### EXERCISE TEXT
------------
Code Like It's 198x

Learn assembly programming by building complete retro games on C64, ZX Spectrum, NES, and Amiga. Docker-based toolchains eliminate setup friction, so you can focus on understanding how computers actually work.

An educational platform teaching assembly language programming through building complete retro games. Learn by doing — each game project teaches new skills while creating something you’ll actually want to play.

The Problem

Modern programming education starts with high-level abstractions. You can build a career without understanding how memory allocation works, what “await” does at the CPU level, or why your algorithm is slow. When you need to optimise performance, debug hardware, or work on embedded systems, that gap catches up with you.

Vintage computers force you to confront fundamentals because there are no abstractions to hide behind.

The Constraints That Teach

Commodore 64 (1982) — 1MHz CPU, 64KB RAM, no operating system in the modern sense. Every byte matters.

ZX Spectrum (1982) — 3.5MHz Z80, 48KB RAM, no hardware sprites. Want graphics? Draw them yourself, pixel by pixel.
------------
### SUPPLIED MATERIAL
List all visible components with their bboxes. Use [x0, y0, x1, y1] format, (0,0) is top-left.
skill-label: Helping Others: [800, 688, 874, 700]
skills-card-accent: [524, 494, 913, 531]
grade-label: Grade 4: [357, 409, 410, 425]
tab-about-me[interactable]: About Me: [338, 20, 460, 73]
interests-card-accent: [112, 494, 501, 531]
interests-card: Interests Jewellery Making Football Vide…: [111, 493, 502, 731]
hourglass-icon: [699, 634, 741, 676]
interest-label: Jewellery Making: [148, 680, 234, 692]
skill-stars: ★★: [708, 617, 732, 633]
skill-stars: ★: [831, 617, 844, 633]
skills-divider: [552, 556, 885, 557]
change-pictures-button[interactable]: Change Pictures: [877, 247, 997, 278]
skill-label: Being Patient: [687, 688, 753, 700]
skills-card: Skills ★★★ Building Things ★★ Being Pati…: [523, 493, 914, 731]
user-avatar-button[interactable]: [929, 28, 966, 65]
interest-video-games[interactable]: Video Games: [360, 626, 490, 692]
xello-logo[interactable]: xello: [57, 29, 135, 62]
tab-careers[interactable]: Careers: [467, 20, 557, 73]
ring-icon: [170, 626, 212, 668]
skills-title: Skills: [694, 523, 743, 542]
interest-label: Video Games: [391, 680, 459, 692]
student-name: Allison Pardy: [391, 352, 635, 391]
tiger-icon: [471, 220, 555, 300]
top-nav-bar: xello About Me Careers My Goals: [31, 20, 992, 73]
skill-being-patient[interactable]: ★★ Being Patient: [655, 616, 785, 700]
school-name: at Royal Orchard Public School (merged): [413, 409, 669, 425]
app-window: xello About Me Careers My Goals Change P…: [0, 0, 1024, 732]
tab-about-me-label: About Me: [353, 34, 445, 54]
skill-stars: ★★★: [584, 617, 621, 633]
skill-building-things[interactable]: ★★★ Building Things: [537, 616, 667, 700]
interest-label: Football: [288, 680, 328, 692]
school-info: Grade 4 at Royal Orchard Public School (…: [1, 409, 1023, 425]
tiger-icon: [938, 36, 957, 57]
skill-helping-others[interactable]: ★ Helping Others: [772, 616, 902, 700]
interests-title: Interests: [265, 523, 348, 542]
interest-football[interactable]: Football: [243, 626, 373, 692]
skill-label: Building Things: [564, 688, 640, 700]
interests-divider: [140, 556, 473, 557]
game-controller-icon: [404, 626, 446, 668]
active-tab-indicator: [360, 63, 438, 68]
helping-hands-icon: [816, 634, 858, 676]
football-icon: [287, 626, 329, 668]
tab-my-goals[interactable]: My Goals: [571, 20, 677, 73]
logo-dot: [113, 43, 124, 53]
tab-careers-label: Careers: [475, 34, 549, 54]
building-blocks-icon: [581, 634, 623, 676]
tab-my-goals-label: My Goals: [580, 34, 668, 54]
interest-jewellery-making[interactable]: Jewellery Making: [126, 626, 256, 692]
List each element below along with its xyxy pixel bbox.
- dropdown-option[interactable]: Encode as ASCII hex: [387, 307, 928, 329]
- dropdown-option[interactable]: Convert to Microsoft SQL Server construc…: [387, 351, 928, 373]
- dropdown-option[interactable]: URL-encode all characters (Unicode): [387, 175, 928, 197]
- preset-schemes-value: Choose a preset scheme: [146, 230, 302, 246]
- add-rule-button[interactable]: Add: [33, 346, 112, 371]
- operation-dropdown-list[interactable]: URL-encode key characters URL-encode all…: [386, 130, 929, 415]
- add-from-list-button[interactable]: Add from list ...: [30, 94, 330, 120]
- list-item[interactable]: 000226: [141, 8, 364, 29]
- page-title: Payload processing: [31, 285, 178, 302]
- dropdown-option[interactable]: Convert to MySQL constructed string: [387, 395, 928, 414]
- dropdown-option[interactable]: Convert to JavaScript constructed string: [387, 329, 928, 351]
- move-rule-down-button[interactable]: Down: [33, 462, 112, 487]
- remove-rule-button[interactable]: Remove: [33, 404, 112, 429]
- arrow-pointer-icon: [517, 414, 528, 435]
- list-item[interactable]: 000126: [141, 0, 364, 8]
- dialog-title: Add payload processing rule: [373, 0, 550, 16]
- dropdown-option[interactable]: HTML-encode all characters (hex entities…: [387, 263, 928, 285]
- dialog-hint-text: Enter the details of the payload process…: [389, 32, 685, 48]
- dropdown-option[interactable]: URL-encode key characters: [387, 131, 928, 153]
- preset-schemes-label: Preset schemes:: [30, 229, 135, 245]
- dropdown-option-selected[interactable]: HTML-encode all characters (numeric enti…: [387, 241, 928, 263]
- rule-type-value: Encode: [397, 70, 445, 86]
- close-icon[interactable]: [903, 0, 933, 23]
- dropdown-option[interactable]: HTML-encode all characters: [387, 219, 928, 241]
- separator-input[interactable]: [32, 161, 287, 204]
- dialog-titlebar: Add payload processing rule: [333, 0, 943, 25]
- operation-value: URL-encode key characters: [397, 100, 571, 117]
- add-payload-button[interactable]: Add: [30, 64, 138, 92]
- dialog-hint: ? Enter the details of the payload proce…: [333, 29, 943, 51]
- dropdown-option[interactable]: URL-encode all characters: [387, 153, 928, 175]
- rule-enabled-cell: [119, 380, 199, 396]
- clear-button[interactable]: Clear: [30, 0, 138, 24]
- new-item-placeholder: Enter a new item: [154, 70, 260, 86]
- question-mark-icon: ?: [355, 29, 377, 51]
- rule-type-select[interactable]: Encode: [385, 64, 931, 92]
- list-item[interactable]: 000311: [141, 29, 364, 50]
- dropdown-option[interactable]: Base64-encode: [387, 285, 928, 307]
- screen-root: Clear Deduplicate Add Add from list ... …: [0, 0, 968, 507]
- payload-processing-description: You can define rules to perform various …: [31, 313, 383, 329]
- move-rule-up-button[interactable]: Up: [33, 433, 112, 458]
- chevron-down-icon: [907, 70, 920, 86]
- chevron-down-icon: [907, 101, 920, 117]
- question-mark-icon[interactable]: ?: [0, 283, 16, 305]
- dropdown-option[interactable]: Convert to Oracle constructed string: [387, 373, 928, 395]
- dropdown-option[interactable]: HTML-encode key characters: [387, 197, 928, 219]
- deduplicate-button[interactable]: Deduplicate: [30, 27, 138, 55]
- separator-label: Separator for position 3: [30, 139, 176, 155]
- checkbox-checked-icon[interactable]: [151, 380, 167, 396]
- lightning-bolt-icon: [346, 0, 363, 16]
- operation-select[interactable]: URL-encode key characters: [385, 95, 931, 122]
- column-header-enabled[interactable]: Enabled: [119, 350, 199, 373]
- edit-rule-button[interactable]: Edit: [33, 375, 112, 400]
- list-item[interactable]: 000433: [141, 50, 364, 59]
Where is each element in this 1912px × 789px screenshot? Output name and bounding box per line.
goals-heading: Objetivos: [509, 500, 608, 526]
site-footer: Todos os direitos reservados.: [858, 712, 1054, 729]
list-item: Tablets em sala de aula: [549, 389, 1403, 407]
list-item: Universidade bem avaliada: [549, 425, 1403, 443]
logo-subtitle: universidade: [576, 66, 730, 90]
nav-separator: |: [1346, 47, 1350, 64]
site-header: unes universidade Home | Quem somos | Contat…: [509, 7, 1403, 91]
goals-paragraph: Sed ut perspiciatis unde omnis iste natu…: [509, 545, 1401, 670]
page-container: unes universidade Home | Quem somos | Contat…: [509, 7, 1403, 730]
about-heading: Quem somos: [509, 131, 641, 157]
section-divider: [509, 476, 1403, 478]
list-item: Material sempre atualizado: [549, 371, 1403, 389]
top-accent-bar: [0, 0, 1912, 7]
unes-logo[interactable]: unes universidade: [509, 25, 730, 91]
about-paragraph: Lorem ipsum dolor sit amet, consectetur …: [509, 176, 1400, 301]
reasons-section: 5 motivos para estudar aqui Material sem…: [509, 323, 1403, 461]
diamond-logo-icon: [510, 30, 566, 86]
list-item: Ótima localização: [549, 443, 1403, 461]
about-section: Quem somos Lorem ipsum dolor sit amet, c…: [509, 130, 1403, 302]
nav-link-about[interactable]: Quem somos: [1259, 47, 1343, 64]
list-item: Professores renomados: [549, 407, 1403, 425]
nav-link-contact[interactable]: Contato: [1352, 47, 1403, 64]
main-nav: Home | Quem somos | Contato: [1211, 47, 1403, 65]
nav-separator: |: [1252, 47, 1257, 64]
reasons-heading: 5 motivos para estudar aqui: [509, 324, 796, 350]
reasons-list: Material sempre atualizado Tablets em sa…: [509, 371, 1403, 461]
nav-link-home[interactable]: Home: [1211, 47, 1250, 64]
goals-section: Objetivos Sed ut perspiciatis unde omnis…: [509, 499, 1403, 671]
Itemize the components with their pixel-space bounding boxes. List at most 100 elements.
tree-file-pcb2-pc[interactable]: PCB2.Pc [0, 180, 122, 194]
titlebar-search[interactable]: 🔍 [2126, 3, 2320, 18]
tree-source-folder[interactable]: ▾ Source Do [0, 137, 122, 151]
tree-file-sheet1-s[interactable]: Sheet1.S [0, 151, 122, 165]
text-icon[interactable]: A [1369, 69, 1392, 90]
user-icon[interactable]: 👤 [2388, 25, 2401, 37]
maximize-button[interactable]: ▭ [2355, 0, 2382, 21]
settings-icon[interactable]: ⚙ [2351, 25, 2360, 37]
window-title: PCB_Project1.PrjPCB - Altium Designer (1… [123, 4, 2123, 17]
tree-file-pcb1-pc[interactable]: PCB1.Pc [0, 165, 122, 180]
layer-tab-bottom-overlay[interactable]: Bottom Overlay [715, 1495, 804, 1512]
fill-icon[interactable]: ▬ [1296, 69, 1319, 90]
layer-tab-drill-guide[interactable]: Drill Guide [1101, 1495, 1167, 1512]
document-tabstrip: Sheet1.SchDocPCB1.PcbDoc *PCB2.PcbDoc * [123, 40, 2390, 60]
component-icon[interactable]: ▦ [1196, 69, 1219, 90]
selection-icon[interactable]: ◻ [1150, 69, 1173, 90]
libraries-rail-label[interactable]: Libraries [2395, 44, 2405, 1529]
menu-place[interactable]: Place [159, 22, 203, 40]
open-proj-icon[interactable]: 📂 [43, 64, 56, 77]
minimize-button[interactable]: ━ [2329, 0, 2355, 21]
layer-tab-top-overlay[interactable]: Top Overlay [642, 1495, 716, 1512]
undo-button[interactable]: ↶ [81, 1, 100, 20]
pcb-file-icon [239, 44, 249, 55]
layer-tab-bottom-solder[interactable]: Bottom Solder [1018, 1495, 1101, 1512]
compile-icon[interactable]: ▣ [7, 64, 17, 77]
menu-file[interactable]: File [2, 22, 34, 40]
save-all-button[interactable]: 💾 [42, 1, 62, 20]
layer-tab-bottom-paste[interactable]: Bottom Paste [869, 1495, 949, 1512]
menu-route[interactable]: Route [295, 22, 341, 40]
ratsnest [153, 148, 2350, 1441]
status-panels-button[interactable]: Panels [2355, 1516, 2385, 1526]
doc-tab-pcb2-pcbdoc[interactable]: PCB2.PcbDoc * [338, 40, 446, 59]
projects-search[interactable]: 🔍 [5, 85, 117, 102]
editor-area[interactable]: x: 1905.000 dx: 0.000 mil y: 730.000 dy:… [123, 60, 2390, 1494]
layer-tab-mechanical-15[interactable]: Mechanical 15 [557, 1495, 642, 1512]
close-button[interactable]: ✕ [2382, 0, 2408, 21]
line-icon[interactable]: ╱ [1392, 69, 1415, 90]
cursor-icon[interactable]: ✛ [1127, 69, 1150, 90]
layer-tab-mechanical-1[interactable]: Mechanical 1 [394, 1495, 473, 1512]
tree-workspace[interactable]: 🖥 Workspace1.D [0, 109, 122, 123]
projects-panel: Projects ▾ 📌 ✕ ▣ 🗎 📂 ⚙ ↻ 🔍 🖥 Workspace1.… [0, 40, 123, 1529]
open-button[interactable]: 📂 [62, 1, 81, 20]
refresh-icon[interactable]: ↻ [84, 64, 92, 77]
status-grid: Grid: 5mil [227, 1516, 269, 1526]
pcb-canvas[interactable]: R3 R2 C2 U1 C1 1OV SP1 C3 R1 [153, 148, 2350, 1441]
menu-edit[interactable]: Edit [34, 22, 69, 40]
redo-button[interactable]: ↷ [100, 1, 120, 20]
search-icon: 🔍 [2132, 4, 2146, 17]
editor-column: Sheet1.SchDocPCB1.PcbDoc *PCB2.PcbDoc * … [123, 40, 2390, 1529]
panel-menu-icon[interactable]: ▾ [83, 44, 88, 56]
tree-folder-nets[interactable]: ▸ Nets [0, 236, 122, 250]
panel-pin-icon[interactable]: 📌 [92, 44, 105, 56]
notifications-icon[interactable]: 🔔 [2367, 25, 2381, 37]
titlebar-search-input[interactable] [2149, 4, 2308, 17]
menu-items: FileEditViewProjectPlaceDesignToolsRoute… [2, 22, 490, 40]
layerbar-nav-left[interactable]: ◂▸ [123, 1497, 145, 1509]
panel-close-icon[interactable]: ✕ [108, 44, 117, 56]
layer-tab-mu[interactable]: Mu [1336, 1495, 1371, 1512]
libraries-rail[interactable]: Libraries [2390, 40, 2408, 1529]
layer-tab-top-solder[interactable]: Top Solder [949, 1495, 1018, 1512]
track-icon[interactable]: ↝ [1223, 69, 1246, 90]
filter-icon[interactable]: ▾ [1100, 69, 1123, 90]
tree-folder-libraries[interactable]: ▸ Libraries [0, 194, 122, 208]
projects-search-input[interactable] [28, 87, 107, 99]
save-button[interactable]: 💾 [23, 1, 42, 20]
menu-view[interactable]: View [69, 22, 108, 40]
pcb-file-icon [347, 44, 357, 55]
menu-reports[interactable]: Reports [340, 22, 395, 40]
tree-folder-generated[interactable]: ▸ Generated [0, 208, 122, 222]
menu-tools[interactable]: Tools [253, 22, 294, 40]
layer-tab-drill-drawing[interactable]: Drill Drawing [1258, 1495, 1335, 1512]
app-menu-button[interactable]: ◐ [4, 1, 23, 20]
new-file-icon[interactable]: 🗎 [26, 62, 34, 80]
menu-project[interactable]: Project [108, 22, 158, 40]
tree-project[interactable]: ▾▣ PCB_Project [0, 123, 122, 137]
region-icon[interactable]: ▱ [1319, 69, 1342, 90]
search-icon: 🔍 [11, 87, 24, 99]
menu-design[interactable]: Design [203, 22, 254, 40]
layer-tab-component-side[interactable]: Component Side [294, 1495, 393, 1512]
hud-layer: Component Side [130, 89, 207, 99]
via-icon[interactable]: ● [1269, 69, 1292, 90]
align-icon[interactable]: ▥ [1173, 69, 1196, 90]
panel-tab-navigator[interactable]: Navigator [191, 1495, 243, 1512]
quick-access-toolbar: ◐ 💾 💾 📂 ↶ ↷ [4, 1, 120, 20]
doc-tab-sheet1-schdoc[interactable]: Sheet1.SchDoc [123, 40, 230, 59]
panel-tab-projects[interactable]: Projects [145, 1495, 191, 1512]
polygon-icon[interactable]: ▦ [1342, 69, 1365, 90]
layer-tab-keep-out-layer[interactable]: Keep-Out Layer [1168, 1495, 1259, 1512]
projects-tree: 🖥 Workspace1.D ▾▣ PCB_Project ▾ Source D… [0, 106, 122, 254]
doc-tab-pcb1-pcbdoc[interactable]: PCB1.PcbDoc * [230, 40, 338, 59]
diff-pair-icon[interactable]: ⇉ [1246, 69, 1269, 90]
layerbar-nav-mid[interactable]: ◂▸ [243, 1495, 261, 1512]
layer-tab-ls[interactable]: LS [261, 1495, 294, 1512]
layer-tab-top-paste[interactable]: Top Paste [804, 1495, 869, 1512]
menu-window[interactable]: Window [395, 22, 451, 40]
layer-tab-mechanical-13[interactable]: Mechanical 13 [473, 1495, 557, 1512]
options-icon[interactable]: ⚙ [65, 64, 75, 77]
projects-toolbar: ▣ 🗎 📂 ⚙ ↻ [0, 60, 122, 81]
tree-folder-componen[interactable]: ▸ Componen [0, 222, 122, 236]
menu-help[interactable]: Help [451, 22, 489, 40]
------------
### TASKS TO PERFORM
- A) Rewrite the paragraph of the Code Like It's 198x text that begins "Modern programming education starts" as a short bulleted list that keeps its main facts.
- B) Answer these questions from the Code Like It's 198x text, one line each:
(i) On which four machines does the platform have learners build games?
(ii) How much RAM does the Commodore 64 have?
(iii) What CPU speed is given for the ZX Spectrum?
- C) Extract the passage of the Code Like It's 198x text starting at "Modern programming education" and ending at "to hide behind.".
The listing has no part in this work.

### ANSWERS TO EACH TASK
- A)
- Modern programming education begins with high-level abstractions.
- You can build a career without understanding how memory allocation works, what "await" does at the CPU level, or why your algorithm is slow.
- That gap catches up with you when you need to optimise performance, debug hardware, or work on embedded systems.

- B)
(i) C64, ZX Spectrum, NES, and Amiga.
(ii) 64KB.
(iii) 3.5MHz.

- C)
Modern programming education starts with high-level abstractions. You can build a career without understanding how memory allocation works, what “await” does at the CPU level, or why your algorithm is slow. When you need to optimise performance, debug hardware, or work on embedded systems, that gap catches up with you.

Vintage computers force you to confront fundamentals because there are no abstractions to hide behind.